• **WORK TO BE COMPLETED**
Sift the material for lines containing "消耗量分配率", and return them.

*** INFORMATION SHOWN ***

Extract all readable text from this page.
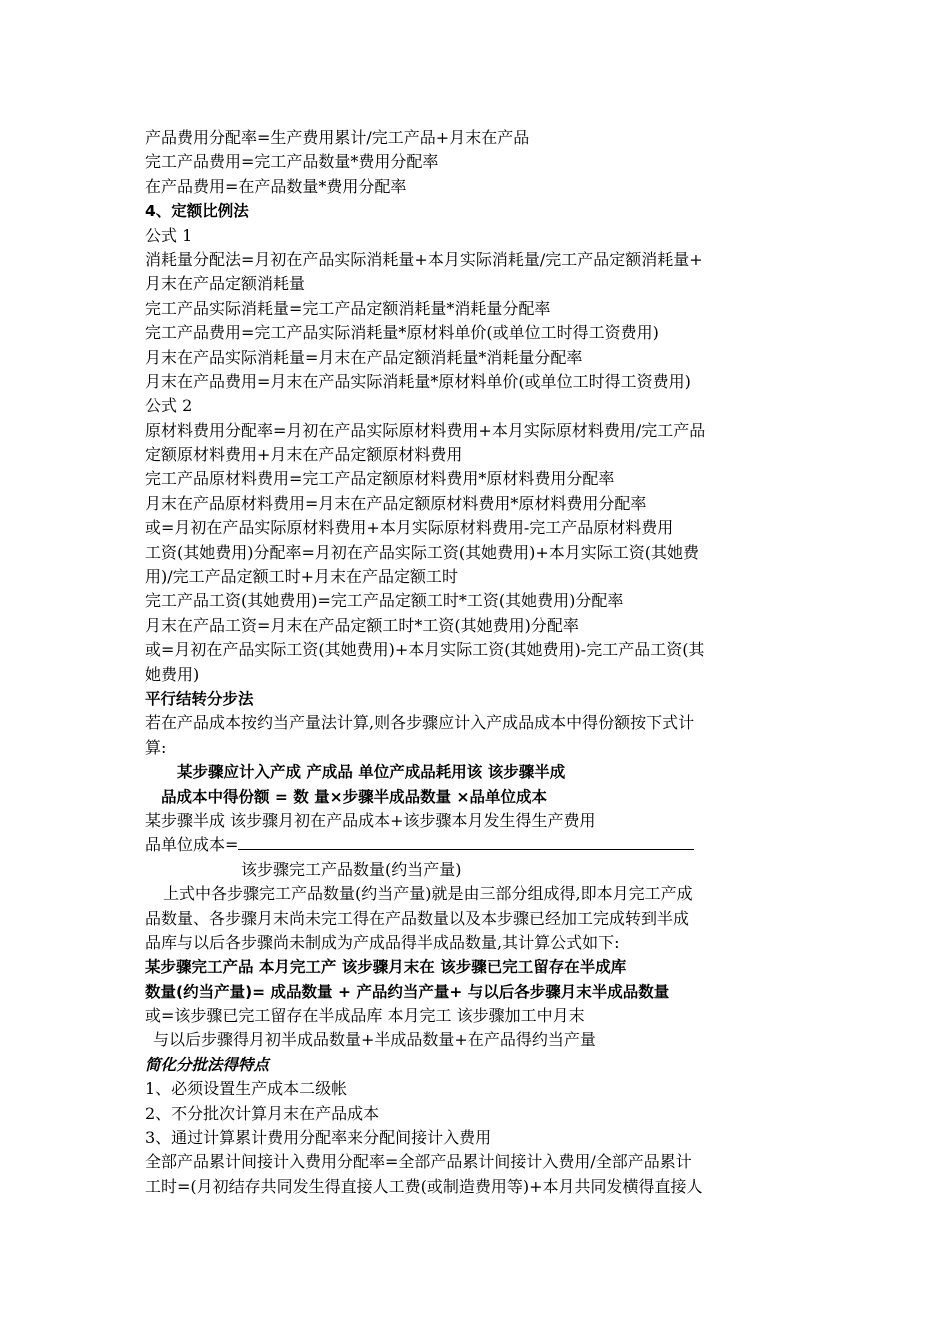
产品费用分配率=生产费用累计/完工产品+月末在产品
完工产品费用=完工产品数量*费用分配率
在产品费用=在产品数量*费用分配率
4、定额比例法
公式 1
消耗量分配法=月初在产品实际消耗量+本月实际消耗量/完工产品定额消耗量+
月末在产品定额消耗量
完工产品实际消耗量=完工产品定额消耗量*消耗量分配率
完工产品费用=完工产品实际消耗量*原材料单价(或单位工时得工资费用)
月末在产品实际消耗量=月末在产品定额消耗量*消耗量分配率
月末在产品费用=月末在产品实际消耗量*原材料单价(或单位工时得工资费用)
公式 2
原材料费用分配率=月初在产品实际原材料费用+本月实际原材料费用/完工产品
定额原材料费用+月末在产品定额原材料费用
完工产品原材料费用=完工产品定额原材料费用*原材料费用分配率
月末在产品原材料费用=月末在产品定额原材料费用*原材料费用分配率
或=月初在产品实际原材料费用+本月实际原材料费用-完工产品原材料费用
工资(其她费用)分配率=月初在产品实际工资(其她费用)+本月实际工资(其她费
用)/完工产品定额工时+月末在产品定额工时
完工产品工资(其她费用)=完工产品定额工时*工资(其她费用)分配率
月末在产品工资=月末在产品定额工时*工资(其她费用)分配率
或=月初在产品实际工资(其她费用)+本月实际工资(其她费用)-完工产品工资(其
她费用)
平行结转分步法
若在产品成本按约当产量法计算,则各步骤应计入产成品成本中得份额按下式计
算:
某步骤应计入产成 产成品 单位产成品耗用该 该步骤半成
品成本中得份额 = 数 量×步骤半成品数量 ×品单位成本
某步骤半成 该步骤月初在产品成本+该步骤本月发生得生产费用
品单位成本=
该步骤完工产品数量(约当产量)
上式中各步骤完工产品数量(约当产量)就是由三部分组成得,即本月完工产成
品数量、各步骤月末尚未完工得在产品数量以及本步骤已经加工完成转到半成
品库与以后各步骤尚未制成为产成品得半成品数量,其计算公式如下:
某步骤完工产品 本月完工产 该步骤月末在 该步骤已完工留存在半成库
数量(约当产量)= 成品数量 + 产品约当产量+ 与以后各步骤月末半成品数量
或=该步骤已完工留存在半成品库 本月完工 该步骤加工中月末
与以后步骤得月初半成品数量+半成品数量+在产品得约当产量
简化分批法得特点
1、必须设置生产成本二级帐
2、不分批次计算月末在产品成本
3、通过计算累计费用分配率来分配间接计入费用
全部产品累计间接计入费用分配率=全部产品累计间接计入费用/全部产品累计
工时=(月初结存共同发生得直接人工费(或制造费用等)+本月共同发横得直接人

***

• **EXERCISE SOLUTION**
完工产品实际消耗量=完工产品定额消耗量*消耗量分配率
月末在产品实际消耗量=月末在产品定额消耗量*消耗量分配率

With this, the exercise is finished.